--- BEGIN DATA SHOWN ---
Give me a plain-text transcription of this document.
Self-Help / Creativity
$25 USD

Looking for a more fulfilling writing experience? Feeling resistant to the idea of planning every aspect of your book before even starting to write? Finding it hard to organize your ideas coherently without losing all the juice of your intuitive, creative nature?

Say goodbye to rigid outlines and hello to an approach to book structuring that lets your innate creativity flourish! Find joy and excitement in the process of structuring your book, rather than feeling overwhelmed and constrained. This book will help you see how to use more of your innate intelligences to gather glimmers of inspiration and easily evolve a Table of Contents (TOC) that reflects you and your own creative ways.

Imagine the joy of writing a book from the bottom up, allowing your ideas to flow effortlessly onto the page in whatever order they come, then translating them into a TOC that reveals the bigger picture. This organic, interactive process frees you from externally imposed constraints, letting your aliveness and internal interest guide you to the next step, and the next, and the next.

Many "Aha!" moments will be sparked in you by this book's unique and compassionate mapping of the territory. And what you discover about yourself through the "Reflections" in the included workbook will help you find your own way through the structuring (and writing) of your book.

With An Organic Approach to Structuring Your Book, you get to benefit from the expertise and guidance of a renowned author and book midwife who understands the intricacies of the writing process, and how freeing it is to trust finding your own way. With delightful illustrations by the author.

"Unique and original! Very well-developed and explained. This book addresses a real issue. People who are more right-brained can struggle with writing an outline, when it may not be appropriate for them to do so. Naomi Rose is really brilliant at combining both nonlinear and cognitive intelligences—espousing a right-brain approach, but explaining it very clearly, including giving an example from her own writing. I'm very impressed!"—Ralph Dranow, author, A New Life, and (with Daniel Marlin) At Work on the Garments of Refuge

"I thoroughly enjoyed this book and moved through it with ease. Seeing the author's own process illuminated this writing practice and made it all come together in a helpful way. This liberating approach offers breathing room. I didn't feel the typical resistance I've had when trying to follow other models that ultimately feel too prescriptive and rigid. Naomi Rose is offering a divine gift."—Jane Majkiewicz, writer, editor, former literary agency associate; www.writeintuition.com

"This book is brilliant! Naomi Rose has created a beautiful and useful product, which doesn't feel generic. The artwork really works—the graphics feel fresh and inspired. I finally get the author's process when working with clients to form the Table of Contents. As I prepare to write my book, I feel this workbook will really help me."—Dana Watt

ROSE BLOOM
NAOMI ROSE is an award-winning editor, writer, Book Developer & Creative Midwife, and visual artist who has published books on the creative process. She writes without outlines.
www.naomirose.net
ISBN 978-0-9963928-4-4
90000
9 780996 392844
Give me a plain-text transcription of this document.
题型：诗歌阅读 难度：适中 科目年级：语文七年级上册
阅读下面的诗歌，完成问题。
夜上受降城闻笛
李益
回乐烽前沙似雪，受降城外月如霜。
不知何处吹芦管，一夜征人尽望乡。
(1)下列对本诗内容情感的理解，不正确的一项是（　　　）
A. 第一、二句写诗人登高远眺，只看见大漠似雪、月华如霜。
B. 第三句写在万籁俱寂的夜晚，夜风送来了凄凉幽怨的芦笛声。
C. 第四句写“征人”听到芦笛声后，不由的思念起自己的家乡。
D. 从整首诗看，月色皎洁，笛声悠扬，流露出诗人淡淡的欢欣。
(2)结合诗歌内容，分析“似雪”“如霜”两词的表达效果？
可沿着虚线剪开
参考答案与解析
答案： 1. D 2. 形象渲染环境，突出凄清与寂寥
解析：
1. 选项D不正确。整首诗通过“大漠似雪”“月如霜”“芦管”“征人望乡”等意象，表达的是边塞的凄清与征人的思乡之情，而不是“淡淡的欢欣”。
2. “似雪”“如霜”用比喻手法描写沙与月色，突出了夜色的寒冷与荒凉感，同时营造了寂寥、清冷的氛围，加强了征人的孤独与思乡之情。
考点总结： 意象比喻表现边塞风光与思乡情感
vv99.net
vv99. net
--- END DATA SHOWN ---
## AIM OF THE EXERCISE
Reproduce the records above exactly.

## RIGHT ANSWER
Give me a plain-text transcription of this document.
Self-Help / Creativity
$25 USD

Looking for a more fulfilling writing experience? Feeling resistant to the idea of planning every aspect of your book before even starting to write? Finding it hard to organize your ideas coherently without losing all the juice of your intuitive, creative nature?

Say goodbye to rigid outlines and hello to an approach to book structuring that lets your innate creativity flourish! Find joy and excitement in the process of structuring your book, rather than feeling overwhelmed and constrained. This book will help you see how to use more of your innate intelligences to gather glimmers of inspiration and easily evolve a Table of Contents (TOC) that reflects you and your own creative ways.

Imagine the joy of writing a book from the bottom up, allowing your ideas to flow effortlessly onto the page in whatever order they come, then translating them into a TOC that reveals the bigger picture. This organic, interactive process frees you from externally imposed constraints, letting your aliveness and internal interest guide you to the next step, and the next, and the next.

Many "Aha!" moments will be sparked in you by this book's unique and compassionate mapping of the territory. And what you discover about yourself through the "Reflections" in the included workbook will help you find your own way through the structuring (and writing) of your book.

With An Organic Approach to Structuring Your Book, you get to benefit from the expertise and guidance of a renowned author and book midwife who understands the intricacies of the writing process, and how freeing it is to trust finding your own way. With delightful illustrations by the author.

"Unique and original! Very well-developed and explained. This book addresses a real issue. People who are more right-brained can struggle with writing an outline, when it may not be appropriate for them to do so. Naomi Rose is really brilliant at combining both nonlinear and cognitive intelligences—espousing a right-brain approach, but explaining it very clearly, including giving an example from her own writing. I'm very impressed!"—Ralph Dranow, author, A New Life, and (with Daniel Marlin) At Work on the Garments of Refuge

"I thoroughly enjoyed this book and moved through it with ease. Seeing the author's own process illuminated this writing practice and made it all come together in a helpful way. This liberating approach offers breathing room. I didn't feel the typical resistance I've had when trying to follow other models that ultimately feel too prescriptive and rigid. Naomi Rose is offering a divine gift."—Jane Majkiewicz, writer, editor, former literary agency associate; www.writeintuition.com

"This book is brilliant! Naomi Rose has created a beautiful and useful product, which doesn't feel generic. The artwork really works—the graphics feel fresh and inspired. I finally get the author's process when working with clients to form the Table of Contents. As I prepare to write my book, I feel this workbook will really help me."—Dana Watt

ROSE BLOOM
NAOMI ROSE is an award-winning editor, writer, Book Developer & Creative Midwife, and visual artist who has published books on the creative process. She writes without outlines.
www.naomirose.net
ISBN 978-0-9963928-4-4
90000
9 780996 392844
Give me a plain-text transcription of this document.
题型：诗歌阅读 难度：适中 科目年级：语文七年级上册
阅读下面的诗歌，完成问题。
夜上受降城闻笛
李益
回乐烽前沙似雪，受降城外月如霜。
不知何处吹芦管，一夜征人尽望乡。
(1)下列对本诗内容情感的理解，不正确的一项是（　　　）
A. 第一、二句写诗人登高远眺，只看见大漠似雪、月华如霜。
B. 第三句写在万籁俱寂的夜晚，夜风送来了凄凉幽怨的芦笛声。
C. 第四句写“征人”听到芦笛声后，不由的思念起自己的家乡。
D. 从整首诗看，月色皎洁，笛声悠扬，流露出诗人淡淡的欢欣。
(2)结合诗歌内容，分析“似雪”“如霜”两词的表达效果？
可沿着虚线剪开
参考答案与解析
答案： 1. D 2. 形象渲染环境，突出凄清与寂寥
解析：
1. 选项D不正确。整首诗通过“大漠似雪”“月如霜”“芦管”“征人望乡”等意象，表达的是边塞的凄清与征人的思乡之情，而不是“淡淡的欢欣”。
2. “似雪”“如霜”用比喻手法描写沙与月色，突出了夜色的寒冷与荒凉感，同时营造了寂寥、清冷的氛围，加强了征人的孤独与思乡之情。
考点总结： 意象比喻表现边塞风光与思乡情感
vv99.net
vv99. net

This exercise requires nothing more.